- **What the task requires**:
The records that follow are to be repeated without alteration.

■ ■ ■ ■ ■ ■ ■

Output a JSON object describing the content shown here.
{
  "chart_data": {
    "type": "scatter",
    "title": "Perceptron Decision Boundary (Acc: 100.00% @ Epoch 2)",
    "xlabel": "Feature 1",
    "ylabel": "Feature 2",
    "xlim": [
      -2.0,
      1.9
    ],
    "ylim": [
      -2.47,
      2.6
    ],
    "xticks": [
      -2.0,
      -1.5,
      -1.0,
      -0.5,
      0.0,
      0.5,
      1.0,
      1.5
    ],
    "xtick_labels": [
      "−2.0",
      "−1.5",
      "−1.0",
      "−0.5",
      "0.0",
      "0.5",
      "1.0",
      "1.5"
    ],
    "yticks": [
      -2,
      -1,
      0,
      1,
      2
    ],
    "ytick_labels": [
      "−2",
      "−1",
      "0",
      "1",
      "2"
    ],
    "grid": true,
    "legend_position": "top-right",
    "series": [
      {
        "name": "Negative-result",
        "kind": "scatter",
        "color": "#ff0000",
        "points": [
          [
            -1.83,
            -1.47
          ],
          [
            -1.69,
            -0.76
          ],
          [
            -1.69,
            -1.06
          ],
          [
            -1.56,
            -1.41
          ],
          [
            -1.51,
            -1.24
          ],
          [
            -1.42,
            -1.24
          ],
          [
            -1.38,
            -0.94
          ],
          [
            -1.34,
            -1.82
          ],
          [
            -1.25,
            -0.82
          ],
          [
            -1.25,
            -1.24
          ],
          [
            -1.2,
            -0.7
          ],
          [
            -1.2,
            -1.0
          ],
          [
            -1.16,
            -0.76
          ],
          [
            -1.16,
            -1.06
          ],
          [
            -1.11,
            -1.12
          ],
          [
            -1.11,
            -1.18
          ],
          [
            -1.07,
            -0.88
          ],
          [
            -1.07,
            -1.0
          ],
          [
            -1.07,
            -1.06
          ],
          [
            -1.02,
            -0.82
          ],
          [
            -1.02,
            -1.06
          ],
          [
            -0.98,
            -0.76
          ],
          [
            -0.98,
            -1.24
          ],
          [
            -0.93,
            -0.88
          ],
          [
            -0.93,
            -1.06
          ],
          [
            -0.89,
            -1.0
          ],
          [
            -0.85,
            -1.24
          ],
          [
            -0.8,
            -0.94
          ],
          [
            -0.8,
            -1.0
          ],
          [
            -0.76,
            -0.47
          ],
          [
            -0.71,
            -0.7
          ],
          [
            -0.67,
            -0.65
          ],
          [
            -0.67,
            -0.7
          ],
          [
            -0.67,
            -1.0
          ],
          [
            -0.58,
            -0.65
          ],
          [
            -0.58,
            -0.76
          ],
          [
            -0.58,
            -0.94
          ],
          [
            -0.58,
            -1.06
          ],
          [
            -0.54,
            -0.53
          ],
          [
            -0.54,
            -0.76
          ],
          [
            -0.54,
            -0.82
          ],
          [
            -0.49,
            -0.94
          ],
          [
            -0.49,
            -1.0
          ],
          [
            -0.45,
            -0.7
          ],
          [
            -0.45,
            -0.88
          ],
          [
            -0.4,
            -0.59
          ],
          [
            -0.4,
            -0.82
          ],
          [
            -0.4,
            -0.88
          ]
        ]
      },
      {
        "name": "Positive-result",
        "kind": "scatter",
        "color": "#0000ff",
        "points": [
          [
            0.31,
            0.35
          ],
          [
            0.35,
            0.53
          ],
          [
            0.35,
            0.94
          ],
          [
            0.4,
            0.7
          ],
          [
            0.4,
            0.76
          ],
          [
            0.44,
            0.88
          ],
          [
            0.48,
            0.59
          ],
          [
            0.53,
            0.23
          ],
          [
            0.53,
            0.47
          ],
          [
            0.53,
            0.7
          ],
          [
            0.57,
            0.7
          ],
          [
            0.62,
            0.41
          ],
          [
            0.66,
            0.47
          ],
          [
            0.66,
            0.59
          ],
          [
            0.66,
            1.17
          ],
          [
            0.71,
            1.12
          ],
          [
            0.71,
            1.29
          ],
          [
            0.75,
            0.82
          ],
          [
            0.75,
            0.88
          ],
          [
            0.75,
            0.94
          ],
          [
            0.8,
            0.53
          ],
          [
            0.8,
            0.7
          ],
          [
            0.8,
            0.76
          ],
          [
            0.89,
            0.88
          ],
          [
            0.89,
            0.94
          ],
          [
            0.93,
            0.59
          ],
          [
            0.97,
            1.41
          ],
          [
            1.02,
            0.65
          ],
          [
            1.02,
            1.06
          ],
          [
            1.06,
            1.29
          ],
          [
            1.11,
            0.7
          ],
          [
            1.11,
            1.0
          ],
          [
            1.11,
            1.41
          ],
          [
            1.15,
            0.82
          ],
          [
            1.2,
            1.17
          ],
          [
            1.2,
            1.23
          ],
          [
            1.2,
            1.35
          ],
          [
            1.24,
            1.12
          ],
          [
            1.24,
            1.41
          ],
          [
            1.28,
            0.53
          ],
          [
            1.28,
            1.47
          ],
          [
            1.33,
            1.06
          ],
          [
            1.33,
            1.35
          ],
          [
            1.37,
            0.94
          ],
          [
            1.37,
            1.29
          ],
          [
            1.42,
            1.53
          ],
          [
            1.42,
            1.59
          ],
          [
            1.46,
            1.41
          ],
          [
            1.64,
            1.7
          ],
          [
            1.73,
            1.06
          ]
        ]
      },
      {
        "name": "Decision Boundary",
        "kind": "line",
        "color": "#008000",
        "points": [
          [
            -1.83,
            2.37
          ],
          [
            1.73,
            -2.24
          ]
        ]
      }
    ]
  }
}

■ ■ ■ ■ ■ ■ ■

- **Written reply**:
Output a JSON object describing the content shown here.
{
  "chart_data": {
    "type": "scatter",
    "title": "Perceptron Decision Boundary (Acc: 100.00% @ Epoch 2)",
    "xlabel": "Feature 1",
    "ylabel": "Feature 2",
    "xlim": [
      -2.0,
      1.9
    ],
    "ylim": [
      -2.47,
      2.6
    ],
    "xticks": [
      -2.0,
      -1.5,
      -1.0,
      -0.5,
      0.0,
      0.5,
      1.0,
      1.5
    ],
    "xtick_labels": [
      "−2.0",
      "−1.5",
      "−1.0",
      "−0.5",
      "0.0",
      "0.5",
      "1.0",
      "1.5"
    ],
    "yticks": [
      -2,
      -1,
      0,
      1,
      2
    ],
    "ytick_labels": [
      "−2",
      "−1",
      "0",
      "1",
      "2"
    ],
    "grid": true,
    "legend_position": "top-right",
    "series": [
      {
        "name": "Negative-result",
        "kind": "scatter",
        "color": "#ff0000",
        "points": [
          [
            -1.83,
            -1.47
          ],
          [
            -1.69,
            -0.76
          ],
          [
            -1.69,
            -1.06
          ],
          [
            -1.56,
            -1.41
          ],
          [
            -1.51,
            -1.24
          ],
          [
            -1.42,
            -1.24
          ],
          [
            -1.38,
            -0.94
          ],
          [
            -1.34,
            -1.82
          ],
          [
            -1.25,
            -0.82
          ],
          [
            -1.25,
            -1.24
          ],
          [
            -1.2,
            -0.7
          ],
          [
            -1.2,
            -1.0
          ],
          [
            -1.16,
            -0.76
          ],
          [
            -1.16,
            -1.06
          ],
          [
            -1.11,
            -1.12
          ],
          [
            -1.11,
            -1.18
          ],
          [
            -1.07,
            -0.88
          ],
          [
            -1.07,
            -1.0
          ],
          [
            -1.07,
            -1.06
          ],
          [
            -1.02,
            -0.82
          ],
          [
            -1.02,
            -1.06
          ],
          [
            -0.98,
            -0.76
          ],
          [
            -0.98,
            -1.24
          ],
          [
            -0.93,
            -0.88
          ],
          [
            -0.93,
            -1.06
          ],
          [
            -0.89,
            -1.0
          ],
          [
            -0.85,
            -1.24
          ],
          [
            -0.8,
            -0.94
          ],
          [
            -0.8,
            -1.0
          ],
          [
            -0.76,
            -0.47
          ],
          [
            -0.71,
            -0.7
          ],
          [
            -0.67,
            -0.65
          ],
          [
            -0.67,
            -0.7
          ],
          [
            -0.67,
            -1.0
          ],
          [
            -0.58,
            -0.65
          ],
          [
            -0.58,
            -0.76
          ],
          [
            -0.58,
            -0.94
          ],
          [
            -0.58,
            -1.06
          ],
          [
            -0.54,
            -0.53
          ],
          [
            -0.54,
            -0.76
          ],
          [
            -0.54,
            -0.82
          ],
          [
            -0.49,
            -0.94
          ],
          [
            -0.49,
            -1.0
          ],
          [
            -0.45,
            -0.7
          ],
          [
            -0.45,
            -0.88
          ],
          [
            -0.4,
            -0.59
          ],
          [
            -0.4,
            -0.82
          ],
          [
            -0.4,
            -0.88
          ]
        ]
      },
      {
        "name": "Positive-result",
        "kind": "scatter",
        "color": "#0000ff",
        "points": [
          [
            0.31,
            0.35
          ],
          [
            0.35,
            0.53
          ],
          [
            0.35,
            0.94
          ],
          [
            0.4,
            0.7
          ],
          [
            0.4,
            0.76
          ],
          [
            0.44,
            0.88
          ],
          [
            0.48,
            0.59
          ],
          [
            0.53,
            0.23
          ],
          [
            0.53,
            0.47
          ],
          [
            0.53,
            0.7
          ],
          [
            0.57,
            0.7
          ],
          [
            0.62,
            0.41
          ],
          [
            0.66,
            0.47
          ],
          [
            0.66,
            0.59
          ],
          [
            0.66,
            1.17
          ],
          [
            0.71,
            1.12
          ],
          [
            0.71,
            1.29
          ],
          [
            0.75,
            0.82
          ],
          [
            0.75,
            0.88
          ],
          [
            0.75,
            0.94
          ],
          [
            0.8,
            0.53
          ],
          [
            0.8,
            0.7
          ],
          [
            0.8,
            0.76
          ],
          [
            0.89,
            0.88
          ],
          [
            0.89,
            0.94
          ],
          [
            0.93,
            0.59
          ],
          [
            0.97,
            1.41
          ],
          [
            1.02,
            0.65
          ],
          [
            1.02,
            1.06
          ],
          [
            1.06,
            1.29
          ],
          [
            1.11,
            0.7
          ],
          [
            1.11,
            1.0
          ],
          [
            1.11,
            1.41
          ],
          [
            1.15,
            0.82
          ],
          [
            1.2,
            1.17
          ],
          [
            1.2,
            1.23
          ],
          [
            1.2,
            1.35
          ],
          [
            1.24,
            1.12
          ],
          [
            1.24,
            1.41
          ],
          [
            1.28,
            0.53
          ],
          [
            1.28,
            1.47
          ],
          [
            1.33,
            1.06
          ],
          [
            1.33,
            1.35
          ],
          [
            1.37,
            0.94
          ],
          [
            1.37,
            1.29
          ],
          [
            1.42,
            1.53
          ],
          [
            1.42,
            1.59
          ],
          [
            1.46,
            1.41
          ],
          [
            1.64,
            1.7
          ],
          [
            1.73,
            1.06
          ]
        ]
      },
      {
        "name": "Decision Boundary",
        "kind": "line",
        "color": "#008000",
        "points": [
          [
            -1.83,
            2.37
          ],
          [
            1.73,
            -2.24
          ]
        ]
      }
    ]
  }
}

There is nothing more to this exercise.